### Extracted entries

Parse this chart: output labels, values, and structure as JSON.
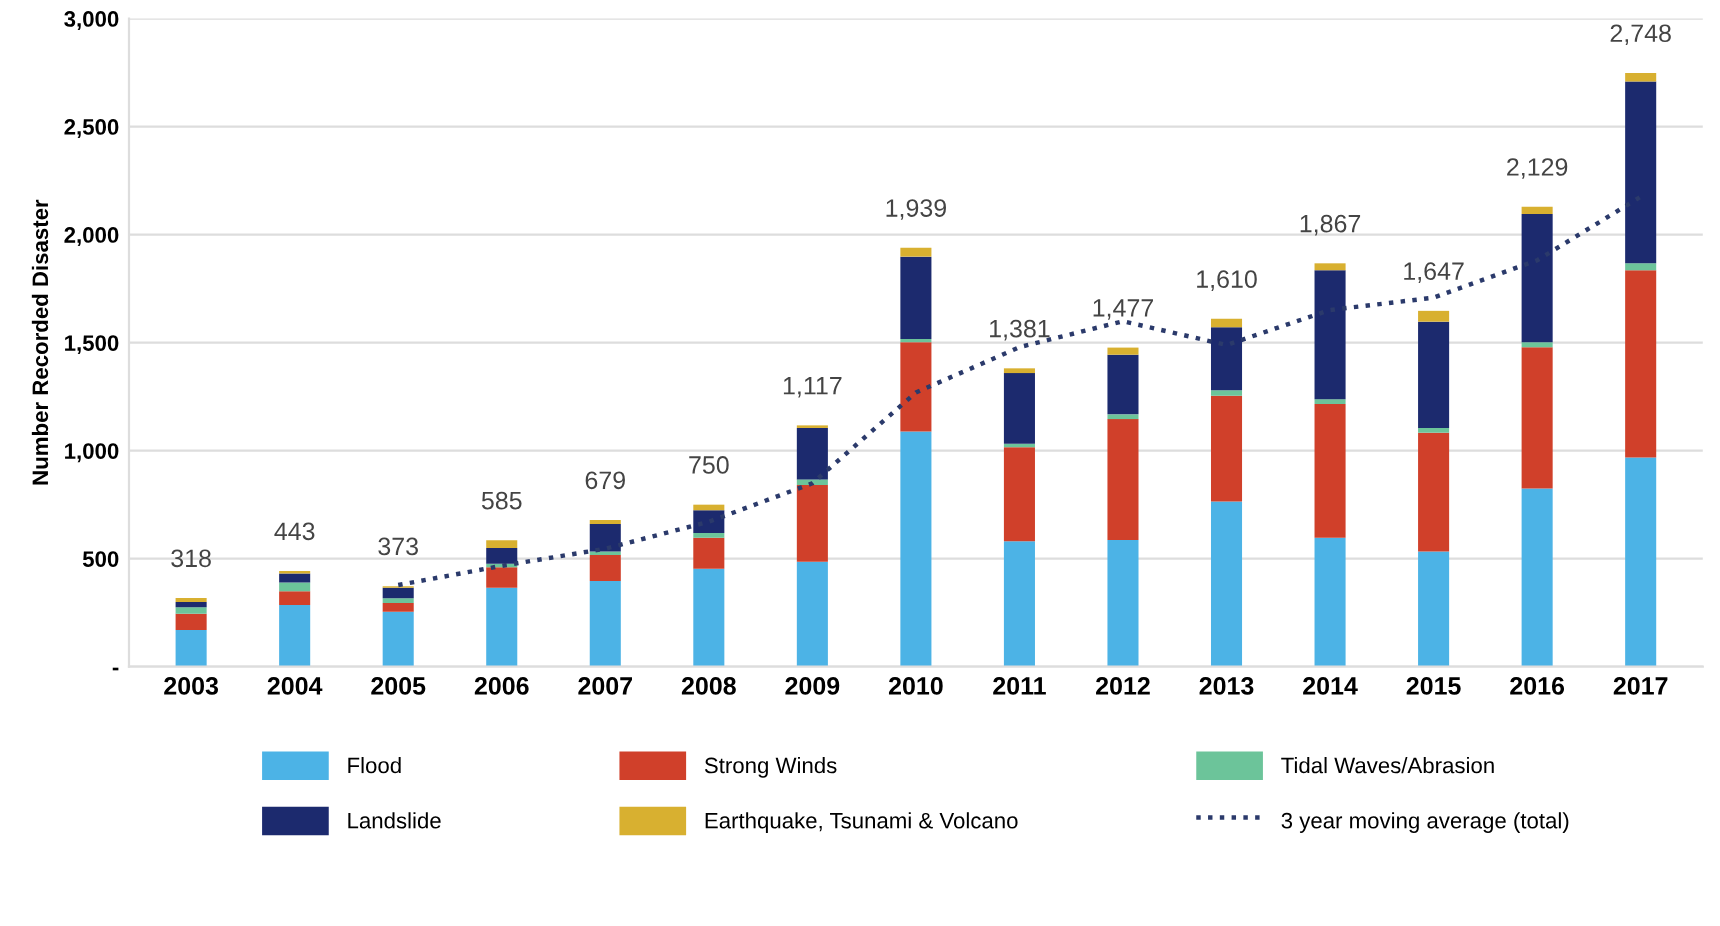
{
  "chart_data": {
    "type": "bar",
    "stacked": true,
    "ylabel": "Number Recorded Disaster",
    "categories": [
      "2003",
      "2004",
      "2005",
      "2006",
      "2007",
      "2008",
      "2009",
      "2010",
      "2011",
      "2012",
      "2013",
      "2014",
      "2015",
      "2016",
      "2017"
    ],
    "series": [
      {
        "name": "Flood",
        "color": "#4cb3e6",
        "values": [
          170,
          286,
          254,
          365,
          397,
          454,
          486,
          1089,
          581,
          587,
          765,
          597,
          533,
          825,
          968
        ]
      },
      {
        "name": "Strong Winds",
        "color": "#d0402a",
        "values": [
          75,
          63,
          41,
          95,
          120,
          143,
          355,
          413,
          435,
          559,
          489,
          619,
          550,
          654,
          867
        ]
      },
      {
        "name": "Tidal Waves/Abrasion",
        "color": "#6cc49a",
        "values": [
          30,
          41,
          22,
          16,
          16,
          22,
          26,
          15,
          16,
          22,
          25,
          22,
          22,
          23,
          32
        ]
      },
      {
        "name": "Landslide",
        "color": "#1c2a6e",
        "values": [
          25,
          42,
          48,
          73,
          127,
          105,
          238,
          381,
          327,
          276,
          292,
          597,
          492,
          593,
          841
        ]
      },
      {
        "name": "Earthquake, Tsunami & Volcano",
        "color": "#d8b030",
        "values": [
          18,
          11,
          8,
          36,
          19,
          26,
          12,
          41,
          22,
          33,
          39,
          32,
          50,
          34,
          40
        ]
      },
      {
        "name": "3 year moving average (total)",
        "type": "line",
        "line_style": "dotted",
        "color": "#2b3a6b",
        "values": [
          null,
          null,
          378,
          467,
          546,
          671,
          849,
          1269,
          1479,
          1599,
          1489,
          1651,
          1708,
          1881,
          2175
        ]
      }
    ],
    "totals": [
      "318",
      "443",
      "373",
      "585",
      "679",
      "750",
      "1,117",
      "1,939",
      "1,381",
      "1,477",
      "1,610",
      "1,867",
      "1,647",
      "2,129",
      "2,748"
    ],
    "ylim": [
      0,
      3000
    ],
    "yticks": [
      {
        "value": 0,
        "label": "-"
      },
      {
        "value": 500,
        "label": "500"
      },
      {
        "value": 1000,
        "label": "1,000"
      },
      {
        "value": 1500,
        "label": "1,500"
      },
      {
        "value": 2000,
        "label": "2,000"
      },
      {
        "value": 2500,
        "label": "2,500"
      },
      {
        "value": 3000,
        "label": "3,000"
      }
    ],
    "grid": "y",
    "legend": "bottom"
  }
}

### Task goal
Every record above should be written out again exactly; the pictures stay out of the copy.

### Response below
Parse this chart: output labels, values, and structure as JSON.
{
  "chart_data": {
    "type": "bar",
    "stacked": true,
    "ylabel": "Number Recorded Disaster",
    "categories": [
      "2003",
      "2004",
      "2005",
      "2006",
      "2007",
      "2008",
      "2009",
      "2010",
      "2011",
      "2012",
      "2013",
      "2014",
      "2015",
      "2016",
      "2017"
    ],
    "series": [
      {
        "name": "Flood",
        "color": "#4cb3e6",
        "values": [
          170,
          286,
          254,
          365,
          397,
          454,
          486,
          1089,
          581,
          587,
          765,
          597,
          533,
          825,
          968
        ]
      },
      {
        "name": "Strong Winds",
        "color": "#d0402a",
        "values": [
          75,
          63,
          41,
          95,
          120,
          143,
          355,
          413,
          435,
          559,
          489,
          619,
          550,
          654,
          867
        ]
      },
      {
        "name": "Tidal Waves/Abrasion",
        "color": "#6cc49a",
        "values": [
          30,
          41,
          22,
          16,
          16,
          22,
          26,
          15,
          16,
          22,
          25,
          22,
          22,
          23,
          32
        ]
      },
      {
        "name": "Landslide",
        "color": "#1c2a6e",
        "values": [
          25,
          42,
          48,
          73,
          127,
          105,
          238,
          381,
          327,
          276,
          292,
          597,
          492,
          593,
          841
        ]
      },
      {
        "name": "Earthquake, Tsunami & Volcano",
        "color": "#d8b030",
        "values": [
          18,
          11,
          8,
          36,
          19,
          26,
          12,
          41,
          22,
          33,
          39,
          32,
          50,
          34,
          40
        ]
      },
      {
        "name": "3 year moving average (total)",
        "type": "line",
        "line_style": "dotted",
        "color": "#2b3a6b",
        "values": [
          null,
          null,
          378,
          467,
          546,
          671,
          849,
          1269,
          1479,
          1599,
          1489,
          1651,
          1708,
          1881,
          2175
        ]
      }
    ],
    "totals": [
      "318",
      "443",
      "373",
      "585",
      "679",
      "750",
      "1,117",
      "1,939",
      "1,381",
      "1,477",
      "1,610",
      "1,867",
      "1,647",
      "2,129",
      "2,748"
    ],
    "ylim": [
      0,
      3000
    ],
    "yticks": [
      {
        "value": 0,
        "label": "-"
      },
      {
        "value": 500,
        "label": "500"
      },
      {
        "value": 1000,
        "label": "1,000"
      },
      {
        "value": 1500,
        "label": "1,500"
      },
      {
        "value": 2000,
        "label": "2,000"
      },
      {
        "value": 2500,
        "label": "2,500"
      },
      {
        "value": 3000,
        "label": "3,000"
      }
    ],
    "grid": "y",
    "legend": "bottom"
  }
}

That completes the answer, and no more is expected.